======== RECORDS TO PROCESS

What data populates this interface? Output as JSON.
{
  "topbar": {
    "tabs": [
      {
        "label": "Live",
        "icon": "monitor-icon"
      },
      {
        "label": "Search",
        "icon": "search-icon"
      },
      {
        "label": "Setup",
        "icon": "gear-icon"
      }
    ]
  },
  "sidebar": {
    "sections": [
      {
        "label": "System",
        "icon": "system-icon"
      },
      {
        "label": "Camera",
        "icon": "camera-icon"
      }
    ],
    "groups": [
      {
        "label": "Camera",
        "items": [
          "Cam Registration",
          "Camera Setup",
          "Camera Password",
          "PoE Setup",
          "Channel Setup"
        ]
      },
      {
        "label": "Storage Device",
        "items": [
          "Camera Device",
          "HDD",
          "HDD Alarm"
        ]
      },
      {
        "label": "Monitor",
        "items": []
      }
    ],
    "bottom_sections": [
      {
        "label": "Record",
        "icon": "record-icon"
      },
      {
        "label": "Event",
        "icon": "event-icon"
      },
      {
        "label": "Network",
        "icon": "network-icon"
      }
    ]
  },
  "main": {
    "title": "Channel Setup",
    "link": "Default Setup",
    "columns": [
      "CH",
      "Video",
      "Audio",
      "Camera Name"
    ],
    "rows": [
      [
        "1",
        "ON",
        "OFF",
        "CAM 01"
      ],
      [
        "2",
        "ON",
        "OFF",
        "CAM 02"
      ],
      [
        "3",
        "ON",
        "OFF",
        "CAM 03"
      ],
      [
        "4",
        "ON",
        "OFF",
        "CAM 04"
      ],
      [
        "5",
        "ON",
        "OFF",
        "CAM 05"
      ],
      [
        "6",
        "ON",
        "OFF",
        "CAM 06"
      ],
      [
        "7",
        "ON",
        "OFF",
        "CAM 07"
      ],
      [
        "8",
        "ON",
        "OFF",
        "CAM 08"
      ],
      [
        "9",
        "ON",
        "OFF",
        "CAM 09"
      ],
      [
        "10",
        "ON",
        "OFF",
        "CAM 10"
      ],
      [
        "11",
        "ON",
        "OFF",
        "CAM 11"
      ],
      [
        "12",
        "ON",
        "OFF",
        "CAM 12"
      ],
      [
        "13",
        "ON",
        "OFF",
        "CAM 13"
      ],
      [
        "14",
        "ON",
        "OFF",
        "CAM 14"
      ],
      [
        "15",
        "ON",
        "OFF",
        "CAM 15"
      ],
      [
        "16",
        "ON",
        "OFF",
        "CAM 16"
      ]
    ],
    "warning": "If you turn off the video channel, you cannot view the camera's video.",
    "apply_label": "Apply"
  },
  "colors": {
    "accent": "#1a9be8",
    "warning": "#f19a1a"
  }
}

================

Restate the records, all of them, precisely as written.

What data populates this interface? Output as JSON.
{
  "topbar": {
    "tabs": [
      {
        "label": "Live",
        "icon": "monitor-icon"
      },
      {
        "label": "Search",
        "icon": "search-icon"
      },
      {
        "label": "Setup",
        "icon": "gear-icon"
      }
    ]
  },
  "sidebar": {
    "sections": [
      {
        "label": "System",
        "icon": "system-icon"
      },
      {
        "label": "Camera",
        "icon": "camera-icon"
      }
    ],
    "groups": [
      {
        "label": "Camera",
        "items": [
          "Cam Registration",
          "Camera Setup",
          "Camera Password",
          "PoE Setup",
          "Channel Setup"
        ]
      },
      {
        "label": "Storage Device",
        "items": [
          "Camera Device",
          "HDD",
          "HDD Alarm"
        ]
      },
      {
        "label": "Monitor",
        "items": []
      }
    ],
    "bottom_sections": [
      {
        "label": "Record",
        "icon": "record-icon"
      },
      {
        "label": "Event",
        "icon": "event-icon"
      },
      {
        "label": "Network",
        "icon": "network-icon"
      }
    ]
  },
  "main": {
    "title": "Channel Setup",
    "link": "Default Setup",
    "columns": [
      "CH",
      "Video",
      "Audio",
      "Camera Name"
    ],
    "rows": [
      [
        "1",
        "ON",
        "OFF",
        "CAM 01"
      ],
      [
        "2",
        "ON",
        "OFF",
        "CAM 02"
      ],
      [
        "3",
        "ON",
        "OFF",
        "CAM 03"
      ],
      [
        "4",
        "ON",
        "OFF",
        "CAM 04"
      ],
      [
        "5",
        "ON",
        "OFF",
        "CAM 05"
      ],
      [
        "6",
        "ON",
        "OFF",
        "CAM 06"
      ],
      [
        "7",
        "ON",
        "OFF",
        "CAM 07"
      ],
      [
        "8",
        "ON",
        "OFF",
        "CAM 08"
      ],
      [
        "9",
        "ON",
        "OFF",
        "CAM 09"
      ],
      [
        "10",
        "ON",
        "OFF",
        "CAM 10"
      ],
      [
        "11",
        "ON",
        "OFF",
        "CAM 11"
      ],
      [
        "12",
        "ON",
        "OFF",
        "CAM 12"
      ],
      [
        "13",
        "ON",
        "OFF",
        "CAM 13"
      ],
      [
        "14",
        "ON",
        "OFF",
        "CAM 14"
      ],
      [
        "15",
        "ON",
        "OFF",
        "CAM 15"
      ],
      [
        "16",
        "ON",
        "OFF",
        "CAM 16"
      ]
    ],
    "warning": "If you turn off the video channel, you cannot view the camera's video.",
    "apply_label": "Apply"
  },
  "colors": {
    "accent": "#1a9be8",
    "warning": "#f19a1a"
  }
}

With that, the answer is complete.